EXERCISE INSTRUCTIONS => Omit every picture, then give all the entries again exactly.

MATERIAL PROVIDED =>
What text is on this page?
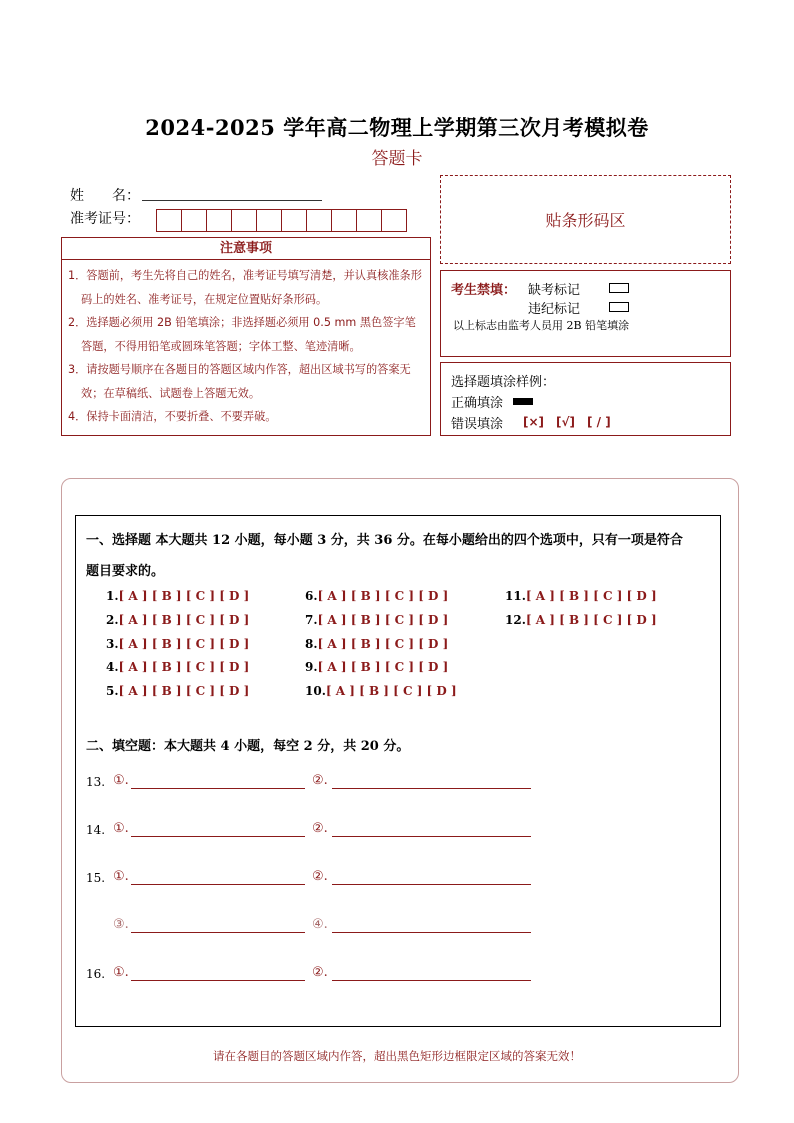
2024-2025 学年高二物理上学期第三次月考模拟卷
答题卡
姓　　名：
准考证号：	贴条形码区
注意事项

1．答题前，考生先将自己的姓名，准考证号填写清楚，并认真核准条形码上的姓名、准考证号，在规定位置贴好条形码。

2．选择题必须用 2B 铅笔填涂；非选择题必须用 0.5 mm 黑色签字笔答题，不得用铅笔或圆珠笔答题；字体工整、笔迹清晰。

3．请按题号顺序在各题目的答题区域内作答，超出区域书写的答案无效；在草稿纸、试题卷上答题无效。

4．保持卡面清洁，不要折叠、不要弄破。

考生禁填： 缺考标记
违纪标记
以上标志由监考人员用 2B 铅笔填涂
选择题填涂样例：
正确填涂
错误填涂 [×]　[√]　[ / ]
一、选择题 本大题共 12 小题，每小题 3 分，共 36 分。在每小题给出的四个选项中，只有一项是符合
题目要求的。
1.[ A ] [ B ] [ C ] [ D ]
2.[ A ] [ B ] [ C ] [ D ]
3.[ A ] [ B ] [ C ] [ D ]
4.[ A ] [ B ] [ C ] [ D ]
5.[ A ] [ B ] [ C ] [ D ]
6.[ A ] [ B ] [ C ] [ D ]
7.[ A ] [ B ] [ C ] [ D ]
8.[ A ] [ B ] [ C ] [ D ]
9.[ A ] [ B ] [ C ] [ D ]
10.[ A ] [ B ] [ C ] [ D ]
11.[ A ] [ B ] [ C ] [ D ]
12.[ A ] [ B ] [ C ] [ D ]
二、填空题：本大题共 4 小题，每空 2 分，共 20 分。
13. ①.	②.
14. ①.	②.
15. ①.	②.
③.	④.
16. ①.	②.
请在各题目的答题区域内作答，超出黑色矩形边框限定区域的答案无效！
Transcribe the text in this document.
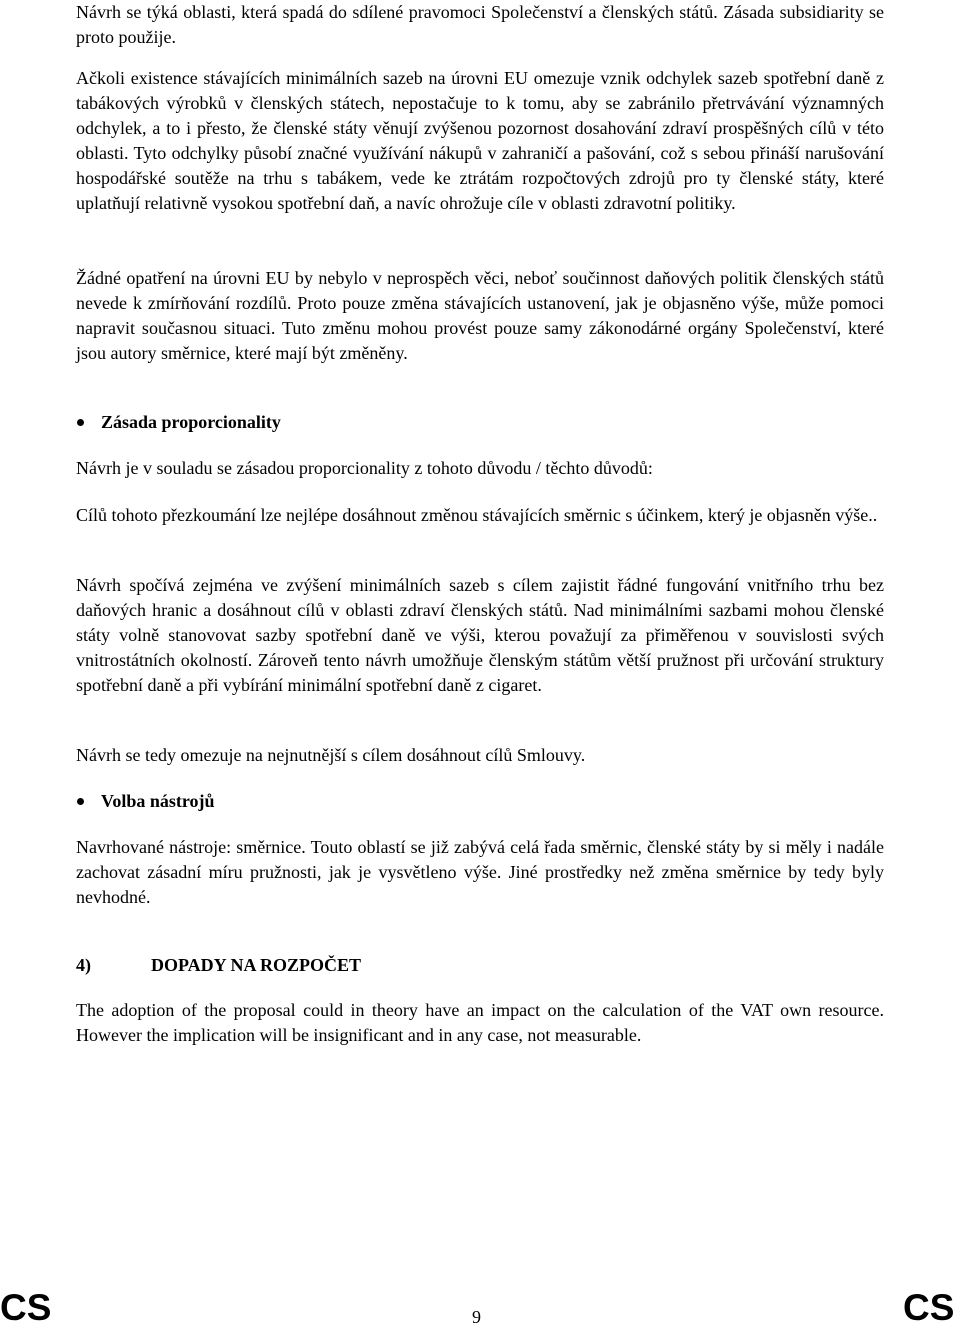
Návrh se týká oblasti, která spadá do sdílené pravomoci Společenství a členských států. Zásada subsidiarity se proto použije.

Ačkoli existence stávajících minimálních sazeb na úrovni EU omezuje vznik odchylek sazeb spotřební daně z tabákových výrobků v členských státech, nepostačuje to k tomu, aby se zabránilo přetrvávání významných odchylek, a to i přesto, že členské státy věnují zvýšenou pozornost dosahování zdraví prospěšných cílů v této oblasti. Tyto odchylky působí značné využívání nákupů v zahraničí a pašování, což s sebou přináší narušování hospodářské soutěže na trhu s tabákem, vede ke ztrátám rozpočtových zdrojů pro ty členské státy, které uplatňují relativně vysokou spotřební daň, a navíc ohrožuje cíle v oblasti zdravotní politiky.

Žádné opatření na úrovni EU by nebylo v neprospěch věci, neboť součinnost daňových politik členských států nevede k zmírňování rozdílů. Proto pouze změna stávajících ustanovení, jak je objasněno výše, může pomoci napravit současnou situaci. Tuto změnu mohou provést pouze samy zákonodárné orgány Společenství, které jsou autory směrnice, které mají být změněny.

Zásada proporcionality

Návrh je v souladu se zásadou proporcionality z tohoto důvodu / těchto důvodů:

Cílů tohoto přezkoumání lze nejlépe dosáhnout změnou stávajících směrnic s účinkem, který je objasněn výše..

Návrh spočívá zejména ve zvýšení minimálních sazeb s cílem zajistit řádné fungování vnitřního trhu bez daňových hranic a dosáhnout cílů v oblasti zdraví členských států. Nad minimálními sazbami mohou členské státy volně stanovovat sazby spotřební daně ve výši, kterou považují za přiměřenou v souvislosti svých vnitrostátních okolností. Zároveň tento návrh umožňuje členským státům větší pružnost při určování struktury spotřební daně a při vybírání minimální spotřební daně z cigaret.

Návrh se tedy omezuje na nejnutnější s cílem dosáhnout cílů Smlouvy.

Volba nástrojů

Navrhované nástroje: směrnice. Touto oblastí se již zabývá celá řada směrnic, členské státy by si měly i nadále zachovat zásadní míru pružnosti, jak je vysvětleno výše. Jiné prostředky než změna směrnice by tedy byly nevhodné.

4)	DOPADY NA ROZPOČET

The adoption of the proposal could in theory have an impact on the calculation of the VAT own resource. However the implication will be insignificant and in any case, not measurable.

CS	9	CS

EXERCISE RESPONSE =>
What text is on this page?
2024-2025 学年高二物理上学期第三次月考模拟卷
答题卡
姓　　名：
准考证号：	贴条形码区
注意事项

1．答题前，考生先将自己的姓名，准考证号填写清楚，并认真核准条形码上的姓名、准考证号，在规定位置贴好条形码。

2．选择题必须用 2B 铅笔填涂；非选择题必须用 0.5 mm 黑色签字笔答题，不得用铅笔或圆珠笔答题；字体工整、笔迹清晰。

3．请按题号顺序在各题目的答题区域内作答，超出区域书写的答案无效；在草稿纸、试题卷上答题无效。

4．保持卡面清洁，不要折叠、不要弄破。

考生禁填： 缺考标记
违纪标记
以上标志由监考人员用 2B 铅笔填涂
选择题填涂样例：
正确填涂
错误填涂 [×]　[√]　[ / ]
一、选择题 本大题共 12 小题，每小题 3 分，共 36 分。在每小题给出的四个选项中，只有一项是符合
题目要求的。
1.[ A ] [ B ] [ C ] [ D ]
2.[ A ] [ B ] [ C ] [ D ]
3.[ A ] [ B ] [ C ] [ D ]
4.[ A ] [ B ] [ C ] [ D ]
5.[ A ] [ B ] [ C ] [ D ]
6.[ A ] [ B ] [ C ] [ D ]
7.[ A ] [ B ] [ C ] [ D ]
8.[ A ] [ B ] [ C ] [ D ]
9.[ A ] [ B ] [ C ] [ D ]
10.[ A ] [ B ] [ C ] [ D ]
11.[ A ] [ B ] [ C ] [ D ]
12.[ A ] [ B ] [ C ] [ D ]
二、填空题：本大题共 4 小题，每空 2 分，共 20 分。
13. ①.	②.
14. ①.	②.
15. ①.	②.
③.	④.
16. ①.	②.
请在各题目的答题区域内作答，超出黑色矩形边框限定区域的答案无效！
Transcribe the text in this document.
Návrh se týká oblasti, která spadá do sdílené pravomoci Společenství a členských států. Zásada subsidiarity se proto použije.

Ačkoli existence stávajících minimálních sazeb na úrovni EU omezuje vznik odchylek sazeb spotřební daně z tabákových výrobků v členských státech, nepostačuje to k tomu, aby se zabránilo přetrvávání významných odchylek, a to i přesto, že členské státy věnují zvýšenou pozornost dosahování zdraví prospěšných cílů v této oblasti. Tyto odchylky působí značné využívání nákupů v zahraničí a pašování, což s sebou přináší narušování hospodářské soutěže na trhu s tabákem, vede ke ztrátám rozpočtových zdrojů pro ty členské státy, které uplatňují relativně vysokou spotřební daň, a navíc ohrožuje cíle v oblasti zdravotní politiky.

Žádné opatření na úrovni EU by nebylo v neprospěch věci, neboť součinnost daňových politik členských států nevede k zmírňování rozdílů. Proto pouze změna stávajících ustanovení, jak je objasněno výše, může pomoci napravit současnou situaci. Tuto změnu mohou provést pouze samy zákonodárné orgány Společenství, které jsou autory směrnice, které mají být změněny.

Zásada proporcionality

Návrh je v souladu se zásadou proporcionality z tohoto důvodu / těchto důvodů:

Cílů tohoto přezkoumání lze nejlépe dosáhnout změnou stávajících směrnic s účinkem, který je objasněn výše..

Návrh spočívá zejména ve zvýšení minimálních sazeb s cílem zajistit řádné fungování vnitřního trhu bez daňových hranic a dosáhnout cílů v oblasti zdraví členských států. Nad minimálními sazbami mohou členské státy volně stanovovat sazby spotřební daně ve výši, kterou považují za přiměřenou v souvislosti svých vnitrostátních okolností. Zároveň tento návrh umožňuje členským státům větší pružnost při určování struktury spotřební daně a při vybírání minimální spotřební daně z cigaret.

Návrh se tedy omezuje na nejnutnější s cílem dosáhnout cílů Smlouvy.

Volba nástrojů

Navrhované nástroje: směrnice. Touto oblastí se již zabývá celá řada směrnic, členské státy by si měly i nadále zachovat zásadní míru pružnosti, jak je vysvětleno výše. Jiné prostředky než změna směrnice by tedy byly nevhodné.

4)	DOPADY NA ROZPOČET

The adoption of the proposal could in theory have an impact on the calculation of the VAT own resource. However the implication will be insignificant and in any case, not measurable.

CS	9	CS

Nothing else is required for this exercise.